◆ Records to use
►

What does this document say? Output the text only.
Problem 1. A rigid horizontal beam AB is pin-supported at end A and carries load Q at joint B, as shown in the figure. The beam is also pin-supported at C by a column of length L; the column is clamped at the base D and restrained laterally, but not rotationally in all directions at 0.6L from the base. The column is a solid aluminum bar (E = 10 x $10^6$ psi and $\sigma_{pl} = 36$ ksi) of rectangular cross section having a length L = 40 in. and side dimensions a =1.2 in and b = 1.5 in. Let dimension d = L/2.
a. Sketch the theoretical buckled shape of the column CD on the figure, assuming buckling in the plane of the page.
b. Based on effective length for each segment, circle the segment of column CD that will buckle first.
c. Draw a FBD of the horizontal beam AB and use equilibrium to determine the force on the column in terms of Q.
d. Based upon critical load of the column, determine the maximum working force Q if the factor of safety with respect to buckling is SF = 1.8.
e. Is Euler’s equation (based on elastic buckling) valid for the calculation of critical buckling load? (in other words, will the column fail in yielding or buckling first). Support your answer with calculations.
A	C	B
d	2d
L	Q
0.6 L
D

◄
►

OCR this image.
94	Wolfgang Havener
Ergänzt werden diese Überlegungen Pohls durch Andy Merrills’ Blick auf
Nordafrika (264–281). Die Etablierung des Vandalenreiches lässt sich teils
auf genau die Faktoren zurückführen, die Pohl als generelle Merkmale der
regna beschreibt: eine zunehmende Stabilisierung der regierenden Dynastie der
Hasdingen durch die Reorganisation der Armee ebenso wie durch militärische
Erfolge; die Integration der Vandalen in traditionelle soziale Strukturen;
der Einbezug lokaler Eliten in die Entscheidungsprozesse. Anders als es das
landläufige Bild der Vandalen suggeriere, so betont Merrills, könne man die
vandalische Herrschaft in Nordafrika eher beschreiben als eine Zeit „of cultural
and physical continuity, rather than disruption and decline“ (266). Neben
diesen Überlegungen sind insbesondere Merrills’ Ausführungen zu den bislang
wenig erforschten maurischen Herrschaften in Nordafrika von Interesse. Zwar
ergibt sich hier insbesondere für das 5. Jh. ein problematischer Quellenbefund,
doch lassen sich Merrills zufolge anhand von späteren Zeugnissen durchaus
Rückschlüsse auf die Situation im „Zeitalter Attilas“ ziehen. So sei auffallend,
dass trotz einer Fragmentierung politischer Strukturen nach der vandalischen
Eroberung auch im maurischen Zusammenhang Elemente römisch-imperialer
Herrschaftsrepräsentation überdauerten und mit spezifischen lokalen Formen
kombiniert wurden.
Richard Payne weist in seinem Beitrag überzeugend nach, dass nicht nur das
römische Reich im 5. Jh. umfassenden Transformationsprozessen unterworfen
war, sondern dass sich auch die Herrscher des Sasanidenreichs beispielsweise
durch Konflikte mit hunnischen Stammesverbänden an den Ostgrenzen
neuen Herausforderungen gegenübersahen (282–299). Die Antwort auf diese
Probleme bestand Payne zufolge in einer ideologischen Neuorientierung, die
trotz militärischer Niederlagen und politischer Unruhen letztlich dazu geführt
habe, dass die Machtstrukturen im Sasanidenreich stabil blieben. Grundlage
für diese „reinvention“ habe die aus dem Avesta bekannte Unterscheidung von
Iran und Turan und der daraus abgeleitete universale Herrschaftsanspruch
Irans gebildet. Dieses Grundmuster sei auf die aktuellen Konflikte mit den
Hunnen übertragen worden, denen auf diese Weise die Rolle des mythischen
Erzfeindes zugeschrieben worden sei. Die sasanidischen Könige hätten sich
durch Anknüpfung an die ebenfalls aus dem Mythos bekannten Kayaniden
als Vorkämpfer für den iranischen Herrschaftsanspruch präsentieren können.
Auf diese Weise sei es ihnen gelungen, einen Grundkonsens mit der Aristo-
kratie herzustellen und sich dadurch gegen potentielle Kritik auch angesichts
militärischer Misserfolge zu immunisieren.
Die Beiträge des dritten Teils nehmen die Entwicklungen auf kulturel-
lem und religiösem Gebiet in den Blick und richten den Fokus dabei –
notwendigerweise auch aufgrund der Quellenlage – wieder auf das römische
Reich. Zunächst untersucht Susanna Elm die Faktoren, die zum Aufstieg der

◄

◆ Given exercise
Look through the lines above and collect those with the word "Payne".

◆ Exercise solution
Richard Payne weist in seinem Beitrag überzeugend nach, dass nicht nur das
Probleme bestand Payne zufolge in einer ideologischen Neuorientierung, die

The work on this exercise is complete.